Structured figure records:
--------------------------------
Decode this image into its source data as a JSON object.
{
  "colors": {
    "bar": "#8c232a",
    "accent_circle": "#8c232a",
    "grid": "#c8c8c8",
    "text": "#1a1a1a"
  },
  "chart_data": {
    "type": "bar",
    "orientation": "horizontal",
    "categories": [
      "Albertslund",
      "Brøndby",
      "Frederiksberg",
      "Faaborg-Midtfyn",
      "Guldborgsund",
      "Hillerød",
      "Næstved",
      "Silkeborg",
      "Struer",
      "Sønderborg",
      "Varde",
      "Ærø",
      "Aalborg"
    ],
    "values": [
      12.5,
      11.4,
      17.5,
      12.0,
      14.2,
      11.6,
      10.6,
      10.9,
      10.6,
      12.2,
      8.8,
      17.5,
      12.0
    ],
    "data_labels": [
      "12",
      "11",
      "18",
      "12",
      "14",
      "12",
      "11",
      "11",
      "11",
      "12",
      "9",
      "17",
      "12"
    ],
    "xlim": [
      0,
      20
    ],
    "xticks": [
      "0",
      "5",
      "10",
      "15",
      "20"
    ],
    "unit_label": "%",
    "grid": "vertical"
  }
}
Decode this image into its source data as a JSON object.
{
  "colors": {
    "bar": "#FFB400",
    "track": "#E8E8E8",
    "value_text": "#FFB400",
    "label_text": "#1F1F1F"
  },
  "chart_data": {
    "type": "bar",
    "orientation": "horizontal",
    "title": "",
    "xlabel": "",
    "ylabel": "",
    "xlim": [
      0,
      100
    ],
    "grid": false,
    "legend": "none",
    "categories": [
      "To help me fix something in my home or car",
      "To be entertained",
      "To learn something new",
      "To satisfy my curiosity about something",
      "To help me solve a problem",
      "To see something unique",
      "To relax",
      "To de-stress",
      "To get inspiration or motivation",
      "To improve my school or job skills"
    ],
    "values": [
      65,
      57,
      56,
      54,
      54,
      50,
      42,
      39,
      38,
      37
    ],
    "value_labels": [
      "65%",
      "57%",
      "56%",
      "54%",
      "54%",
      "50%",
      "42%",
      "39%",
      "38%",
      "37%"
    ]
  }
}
--------------------------------
__Stated problem__:
Go through the listing above and restate it word for word.

__Exercise result__:
Decode this image into its source data as a JSON object.
{
  "colors": {
    "bar": "#8c232a",
    "accent_circle": "#8c232a",
    "grid": "#c8c8c8",
    "text": "#1a1a1a"
  },
  "chart_data": {
    "type": "bar",
    "orientation": "horizontal",
    "categories": [
      "Albertslund",
      "Brøndby",
      "Frederiksberg",
      "Faaborg-Midtfyn",
      "Guldborgsund",
      "Hillerød",
      "Næstved",
      "Silkeborg",
      "Struer",
      "Sønderborg",
      "Varde",
      "Ærø",
      "Aalborg"
    ],
    "values": [
      12.5,
      11.4,
      17.5,
      12.0,
      14.2,
      11.6,
      10.6,
      10.9,
      10.6,
      12.2,
      8.8,
      17.5,
      12.0
    ],
    "data_labels": [
      "12",
      "11",
      "18",
      "12",
      "14",
      "12",
      "11",
      "11",
      "11",
      "12",
      "9",
      "17",
      "12"
    ],
    "xlim": [
      0,
      20
    ],
    "xticks": [
      "0",
      "5",
      "10",
      "15",
      "20"
    ],
    "unit_label": "%",
    "grid": "vertical"
  }
}
Decode this image into its source data as a JSON object.
{
  "colors": {
    "bar": "#FFB400",
    "track": "#E8E8E8",
    "value_text": "#FFB400",
    "label_text": "#1F1F1F"
  },
  "chart_data": {
    "type": "bar",
    "orientation": "horizontal",
    "title": "",
    "xlabel": "",
    "ylabel": "",
    "xlim": [
      0,
      100
    ],
    "grid": false,
    "legend": "none",
    "categories": [
      "To help me fix something in my home or car",
      "To be entertained",
      "To learn something new",
      "To satisfy my curiosity about something",
      "To help me solve a problem",
      "To see something unique",
      "To relax",
      "To de-stress",
      "To get inspiration or motivation",
      "To improve my school or job skills"
    ],
    "values": [
      65,
      57,
      56,
      54,
      54,
      50,
      42,
      39,
      38,
      37
    ],
    "value_labels": [
      "65%",
      "57%",
      "56%",
      "54%",
      "54%",
      "50%",
      "42%",
      "39%",
      "38%",
      "37%"
    ]
  }
}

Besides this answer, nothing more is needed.